• Document segment
Jef McAllister, Senior Editor 

Jef brings his decades of journalistic experience to bear as a consulting editor for the Rhodes Project, advising on all areas of the project's publications, online and offline. 

Jef worked for two decades as a journalist, serving as Diplomatic Correspondent, White House Correspondent and London Bureau Chief for TIME Magazine. He wrote over 500 articles for TIME on politics, public policy, diplomacy and law, including many cover stories. He is a member of the Council on Foreign Relations and appears regularly on BBC radio and TV and Sky News. 

Jef graduated summa cum laude from Yale College, and with honours from Yale Law School. He obtained a doctorate in Modern History from the University of Oxford as a Marshall Scholar, worked as a reporter in the Philippines as a Luce Scholar, and is the co-author of The Right Hand of Power, the memoirs of U. Alexis Johnson, a senior US. diplomat. He is also the Managing Partner of the international law firm McAllister Olivarius. 

 
_35J0434.jpg

Eric Silverman, Senior Scholar

Eric is a Cultural Anthropologist who spend 25 years in higher education as a professor before joining The Rhodes Project. He received a bachelor’s degree from Brandeis University, and then his MA and PhD in Anthropology from the University of Minnesota. He was the inaugural Edward Myers Dolan Professor of Anthropology at DePauw University, and then taught at Wheelock College, rising to Full Professor in 2014 and then Research Professor of Anthropology in 2017.  Eric has also been affiliated with the Women’s Studies Research Center at Brandeis University.

• Task item A
From the staff biographies, extract the passage starting at "Eric is a Cultural" and ending at "at Brandeis University.".
• Task item B
According to the staff biographies, how many articles did Jef McAllister write for TIME?

• Data section
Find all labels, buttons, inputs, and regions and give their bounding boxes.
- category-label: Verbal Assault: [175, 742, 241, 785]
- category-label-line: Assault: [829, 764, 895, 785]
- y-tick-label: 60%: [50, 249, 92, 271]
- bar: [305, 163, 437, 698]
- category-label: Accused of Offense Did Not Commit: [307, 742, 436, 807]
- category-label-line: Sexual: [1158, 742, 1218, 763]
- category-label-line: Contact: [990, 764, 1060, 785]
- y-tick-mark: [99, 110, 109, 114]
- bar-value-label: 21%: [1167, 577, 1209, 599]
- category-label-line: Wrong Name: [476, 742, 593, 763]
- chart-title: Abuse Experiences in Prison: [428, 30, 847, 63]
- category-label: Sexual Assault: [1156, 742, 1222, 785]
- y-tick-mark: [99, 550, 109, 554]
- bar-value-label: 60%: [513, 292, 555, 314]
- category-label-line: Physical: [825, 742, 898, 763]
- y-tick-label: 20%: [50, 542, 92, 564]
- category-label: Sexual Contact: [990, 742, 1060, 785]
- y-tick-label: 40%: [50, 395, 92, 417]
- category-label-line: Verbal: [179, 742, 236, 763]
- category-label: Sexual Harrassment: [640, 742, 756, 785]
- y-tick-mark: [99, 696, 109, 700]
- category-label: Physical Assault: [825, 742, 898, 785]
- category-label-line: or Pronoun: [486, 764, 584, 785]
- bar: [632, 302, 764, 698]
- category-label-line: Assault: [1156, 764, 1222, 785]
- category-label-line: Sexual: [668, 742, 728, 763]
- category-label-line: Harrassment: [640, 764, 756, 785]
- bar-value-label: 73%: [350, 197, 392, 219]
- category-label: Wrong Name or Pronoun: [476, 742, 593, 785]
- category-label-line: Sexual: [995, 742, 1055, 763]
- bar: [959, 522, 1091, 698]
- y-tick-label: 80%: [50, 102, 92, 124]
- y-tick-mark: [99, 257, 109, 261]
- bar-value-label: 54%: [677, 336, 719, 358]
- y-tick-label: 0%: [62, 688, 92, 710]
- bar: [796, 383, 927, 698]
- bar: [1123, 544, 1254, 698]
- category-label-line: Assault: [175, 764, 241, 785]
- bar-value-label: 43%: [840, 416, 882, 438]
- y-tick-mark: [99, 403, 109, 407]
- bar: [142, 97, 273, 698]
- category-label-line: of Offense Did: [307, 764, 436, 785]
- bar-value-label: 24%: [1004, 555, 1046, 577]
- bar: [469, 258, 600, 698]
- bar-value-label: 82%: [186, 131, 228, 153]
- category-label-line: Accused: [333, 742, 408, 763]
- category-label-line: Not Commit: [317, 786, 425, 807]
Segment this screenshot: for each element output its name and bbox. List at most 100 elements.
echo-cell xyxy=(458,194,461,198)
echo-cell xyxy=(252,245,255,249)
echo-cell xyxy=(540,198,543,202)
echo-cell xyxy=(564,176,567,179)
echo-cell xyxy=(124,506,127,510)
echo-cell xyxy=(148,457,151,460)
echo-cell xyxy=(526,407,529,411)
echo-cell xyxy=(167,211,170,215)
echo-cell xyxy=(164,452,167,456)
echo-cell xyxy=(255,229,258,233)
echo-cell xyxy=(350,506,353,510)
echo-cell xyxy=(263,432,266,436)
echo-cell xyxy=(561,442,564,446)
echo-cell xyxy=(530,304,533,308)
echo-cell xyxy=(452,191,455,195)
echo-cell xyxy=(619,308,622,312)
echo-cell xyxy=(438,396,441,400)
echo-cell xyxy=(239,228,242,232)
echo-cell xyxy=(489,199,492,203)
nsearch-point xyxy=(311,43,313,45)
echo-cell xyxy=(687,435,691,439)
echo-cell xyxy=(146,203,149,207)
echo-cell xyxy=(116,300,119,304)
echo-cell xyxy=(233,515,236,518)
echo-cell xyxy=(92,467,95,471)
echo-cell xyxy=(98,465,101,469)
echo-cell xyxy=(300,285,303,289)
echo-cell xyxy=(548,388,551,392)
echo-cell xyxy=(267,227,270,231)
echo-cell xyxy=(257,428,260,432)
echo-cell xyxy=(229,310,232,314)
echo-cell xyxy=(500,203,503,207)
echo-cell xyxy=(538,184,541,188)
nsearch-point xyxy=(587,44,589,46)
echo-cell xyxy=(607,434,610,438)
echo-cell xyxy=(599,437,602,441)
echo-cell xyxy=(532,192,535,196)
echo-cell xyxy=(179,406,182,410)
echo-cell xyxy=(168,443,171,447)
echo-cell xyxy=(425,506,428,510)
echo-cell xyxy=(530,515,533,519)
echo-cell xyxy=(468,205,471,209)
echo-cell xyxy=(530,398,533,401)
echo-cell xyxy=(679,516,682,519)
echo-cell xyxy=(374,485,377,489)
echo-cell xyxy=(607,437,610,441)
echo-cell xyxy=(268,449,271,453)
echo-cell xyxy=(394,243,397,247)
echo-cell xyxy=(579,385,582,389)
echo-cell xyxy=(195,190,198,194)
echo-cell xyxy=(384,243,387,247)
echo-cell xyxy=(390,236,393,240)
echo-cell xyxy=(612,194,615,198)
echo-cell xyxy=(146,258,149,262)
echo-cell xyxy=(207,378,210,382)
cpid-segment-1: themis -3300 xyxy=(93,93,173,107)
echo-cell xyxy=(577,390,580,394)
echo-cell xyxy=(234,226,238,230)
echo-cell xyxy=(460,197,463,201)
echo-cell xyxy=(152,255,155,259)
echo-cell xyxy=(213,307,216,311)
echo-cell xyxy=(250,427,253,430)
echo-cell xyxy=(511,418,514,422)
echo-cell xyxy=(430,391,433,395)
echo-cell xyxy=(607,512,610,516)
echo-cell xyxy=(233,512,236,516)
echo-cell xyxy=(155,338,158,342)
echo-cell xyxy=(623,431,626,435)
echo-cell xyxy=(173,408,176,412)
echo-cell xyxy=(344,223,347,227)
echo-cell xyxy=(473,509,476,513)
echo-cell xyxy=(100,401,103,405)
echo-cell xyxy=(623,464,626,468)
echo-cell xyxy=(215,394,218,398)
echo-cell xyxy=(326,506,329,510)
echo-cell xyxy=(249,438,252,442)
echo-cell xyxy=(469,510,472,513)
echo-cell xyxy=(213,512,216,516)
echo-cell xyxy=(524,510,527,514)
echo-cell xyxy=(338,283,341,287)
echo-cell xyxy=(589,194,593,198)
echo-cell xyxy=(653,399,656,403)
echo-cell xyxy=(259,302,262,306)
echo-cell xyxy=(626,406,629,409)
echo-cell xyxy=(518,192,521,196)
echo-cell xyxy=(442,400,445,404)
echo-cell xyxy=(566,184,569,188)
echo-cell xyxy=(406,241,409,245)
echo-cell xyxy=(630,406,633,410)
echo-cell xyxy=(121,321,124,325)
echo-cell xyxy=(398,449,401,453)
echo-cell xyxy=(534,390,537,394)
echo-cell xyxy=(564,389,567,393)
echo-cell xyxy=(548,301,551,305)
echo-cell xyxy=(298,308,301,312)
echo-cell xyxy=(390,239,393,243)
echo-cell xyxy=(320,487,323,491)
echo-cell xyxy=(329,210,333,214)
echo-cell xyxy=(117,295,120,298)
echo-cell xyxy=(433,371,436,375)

• Final answer A
Eric is a Cultural Anthropologist who spend 25 years in higher education as a professor before joining The Rhodes Project. He received a bachelor’s degree from Brandeis University, and then his MA and PhD in Anthropology from the University of Minnesota. He was the inaugural Edward Myers Dolan Professor of Anthropology at DePauw University, and then taught at Wheelock College, rising to Full Professor in 2014 and then Research Professor of Anthropology in 2017.  Eric has also been affiliated with the Women’s Studies Research Center at Brandeis University.

• Final answer B
Over 500